**Problems**
1. List every other movie title that the movie review mentions.
2. Answer these from the movie review:
(a) What line of work is Walter Duffy in?
(b) What award did Tom Green win for 2001?
(c) What does Duff suggest as a way to get a lot of money fast?
3. Write the next few sentences of the movie review, picking up after its last line.

+++ Text to read

This is the third movie directed by former "Kid In The Hall" Bruce McCulloch ("Dog Park" and "Superstar") and it's his third misfire. His films are always dull, flat, incapable of generating any energy.

Or maybe he just refuses to let them. He always has one really flamboyant character to generate some energy into an otherwise lifeless slog. Here, it's Tom Green.

TV shock-Meister (and expired flavor-of-the-month) turned day-actor Tom Green plays his best friend Walter Duffy, a landscaper who has his own business. with an angry, obnoxious personality and a single digit IQ. He's basically just Tom Green if he went into landscaping.

His style as a landscaper is to rip up fresh green, colorful and replace them with old, dead, ugly-looking tacky ones. Well, it's a look, I guess.

At one point, his boss takes him aside and asks him the same burning question that every consumes every father to the core and to the point of hysteria:

How to get a butt-load of money really, really fast? John's comes to his longtime buddy, Walter "Duff" Duffy who suggests... a robbery.

The kind of movie you round up your weekend buddies, go to a bar and have a few and go to see during the late-showing.

The film has all the energy of a 70-year old snail on an overdose of sedatives. Jason Lee, an actor I have the utmost respect for ("Chasing Amy," "Almost Famous" and "Vanilla Sky") who combines the best of Jimmy Stewart and Adam Sandler, is so cheerful and likable, he's boring here.

Now you can say all you want that Tom Green is a bad actor. Let's face it, he is. His Golden Raspberry Award for "Worst Supporting Actor" of 2001 speaks for itself (he won many other "worsts" that year), but his performance gives the film the lion's share of what little energy it actually has. If it wasn't for Green's obnoxious Duff character, we'd all be going to sleep.

++++++
+++ Data extract

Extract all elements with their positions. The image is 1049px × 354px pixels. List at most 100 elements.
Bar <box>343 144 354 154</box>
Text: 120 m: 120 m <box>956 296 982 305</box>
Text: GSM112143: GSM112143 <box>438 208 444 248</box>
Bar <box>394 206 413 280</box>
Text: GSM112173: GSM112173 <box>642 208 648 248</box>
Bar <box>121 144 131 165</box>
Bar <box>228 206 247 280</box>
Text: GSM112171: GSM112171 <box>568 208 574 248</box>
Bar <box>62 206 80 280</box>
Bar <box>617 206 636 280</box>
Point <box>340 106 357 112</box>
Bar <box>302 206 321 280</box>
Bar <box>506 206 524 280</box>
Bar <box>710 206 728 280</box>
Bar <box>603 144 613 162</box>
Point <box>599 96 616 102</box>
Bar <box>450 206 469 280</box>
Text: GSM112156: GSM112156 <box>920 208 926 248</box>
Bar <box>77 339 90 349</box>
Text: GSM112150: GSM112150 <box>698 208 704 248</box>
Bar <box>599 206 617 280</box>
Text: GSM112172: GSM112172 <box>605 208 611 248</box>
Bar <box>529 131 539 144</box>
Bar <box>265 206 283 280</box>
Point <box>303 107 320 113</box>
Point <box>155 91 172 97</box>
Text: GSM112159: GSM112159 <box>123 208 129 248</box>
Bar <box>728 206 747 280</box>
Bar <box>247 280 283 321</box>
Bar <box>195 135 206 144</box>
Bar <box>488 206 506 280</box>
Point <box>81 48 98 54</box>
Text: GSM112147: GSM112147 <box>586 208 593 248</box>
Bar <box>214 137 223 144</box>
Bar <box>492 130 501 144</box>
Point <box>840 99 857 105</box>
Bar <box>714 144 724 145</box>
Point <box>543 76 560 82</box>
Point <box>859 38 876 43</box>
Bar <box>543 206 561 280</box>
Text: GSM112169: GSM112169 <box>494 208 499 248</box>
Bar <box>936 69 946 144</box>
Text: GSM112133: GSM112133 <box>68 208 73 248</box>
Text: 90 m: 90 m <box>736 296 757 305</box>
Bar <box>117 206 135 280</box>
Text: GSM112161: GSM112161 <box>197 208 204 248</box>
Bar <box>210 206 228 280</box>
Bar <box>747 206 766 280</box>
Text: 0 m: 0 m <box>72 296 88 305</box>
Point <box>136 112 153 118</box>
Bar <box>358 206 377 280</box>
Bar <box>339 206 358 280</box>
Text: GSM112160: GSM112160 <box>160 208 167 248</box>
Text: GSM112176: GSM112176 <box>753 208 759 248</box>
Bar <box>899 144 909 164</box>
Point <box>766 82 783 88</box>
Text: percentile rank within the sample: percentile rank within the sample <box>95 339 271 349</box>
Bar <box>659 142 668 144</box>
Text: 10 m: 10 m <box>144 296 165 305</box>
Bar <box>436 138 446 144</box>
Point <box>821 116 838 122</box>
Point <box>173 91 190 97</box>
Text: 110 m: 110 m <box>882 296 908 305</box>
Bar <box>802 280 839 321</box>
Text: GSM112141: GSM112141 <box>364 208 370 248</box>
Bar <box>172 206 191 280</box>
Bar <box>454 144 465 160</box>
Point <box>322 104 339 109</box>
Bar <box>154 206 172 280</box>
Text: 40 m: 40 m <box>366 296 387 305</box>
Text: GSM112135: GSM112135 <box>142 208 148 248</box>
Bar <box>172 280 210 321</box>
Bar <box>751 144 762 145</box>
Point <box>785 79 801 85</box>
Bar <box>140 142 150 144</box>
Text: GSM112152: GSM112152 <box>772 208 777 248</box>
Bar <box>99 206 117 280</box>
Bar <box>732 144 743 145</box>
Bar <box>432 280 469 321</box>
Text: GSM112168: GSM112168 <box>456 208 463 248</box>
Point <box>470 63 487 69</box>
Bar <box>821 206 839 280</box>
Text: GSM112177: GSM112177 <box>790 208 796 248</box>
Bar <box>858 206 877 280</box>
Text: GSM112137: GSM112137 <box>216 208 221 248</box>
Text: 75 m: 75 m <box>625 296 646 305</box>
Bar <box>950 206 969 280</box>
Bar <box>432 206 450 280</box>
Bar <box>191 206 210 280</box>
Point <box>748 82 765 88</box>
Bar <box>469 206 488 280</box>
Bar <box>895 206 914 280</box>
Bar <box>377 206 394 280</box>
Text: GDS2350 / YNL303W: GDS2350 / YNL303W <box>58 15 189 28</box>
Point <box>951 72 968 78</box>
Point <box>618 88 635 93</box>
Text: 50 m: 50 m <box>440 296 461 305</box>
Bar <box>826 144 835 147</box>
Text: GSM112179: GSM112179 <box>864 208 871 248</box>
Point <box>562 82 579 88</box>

++++++

**Exercise answers**
1. "Dog Park", "Superstar", "Chasing Amy", "Almost Famous", "Vanilla Sky"

2.
(a) He is a landscaper with his own business.
(b) The Golden Raspberry Award for "Worst Supporting Actor."
(c) A robbery.

3.
The worst part, I'm afraid, is that despite Mr. Green's inability to act, he does not give the worst performance in this movie. That comes from director McCulloch himself as an attorney near the end of the film.

Rest assured, he's not there for very long, but his acting is so bad, I was amazed at how much worse he made the film simply by entering it.

Megan Mulally appears in a supporting role as Lee's sister, who's trailer-trash through and through. She has different sex partners every night... er, hour of the week. She and John have never really been close. They have a moment together. It's more deep and interesting than any other part of the movie.

Chris Penn pops up in a brief bit as a thug who is recruited by John and Duff to pull off a robbery, which leads to a scene that could have been funny, but just plain isn't. Like the rest of movie, it's so dead and flat-lined, you wish there was some doctor to put electrical pads over the chest of the film and go "Clear!" to bring it to life.

Here's a movie that could have been just big-fun disposable Saturday Night weekend entertainment like "Meet the Parents" or "Stuck on You." But this film needed a team of script doctors straight from the ER.

The brief gags from the supporting performers aren't much either. Big names with nothing to work with. John C. McGinley (TV's "Scrubs") is particularly embarrassing as a hard-nosed detective who's hot on their trail and trying to find out who's responsible for that mini-mart stick-up and is not above breaking the law.

He plays an almost completely unfunny version of his hard-ass cop role from "Point Break." I won't even get into the scene involving Richard Jenkins as the man of one of the houses they break into looking for money, suffice to say it didn't make me laugh and it hurt to watch. So does a scene which made me feel bad that John has had sex with Elaine--she cries during cotis. Good Lord.

Boring, when not irritating. It could have been so much better. So much funnier. With a script doctor, a director with some sight and some energy... well, Que se ra....

"There is nothing sadder than wasted talent" ---Robert De Niro as Lorenzo Anello in "A Bronx Tale."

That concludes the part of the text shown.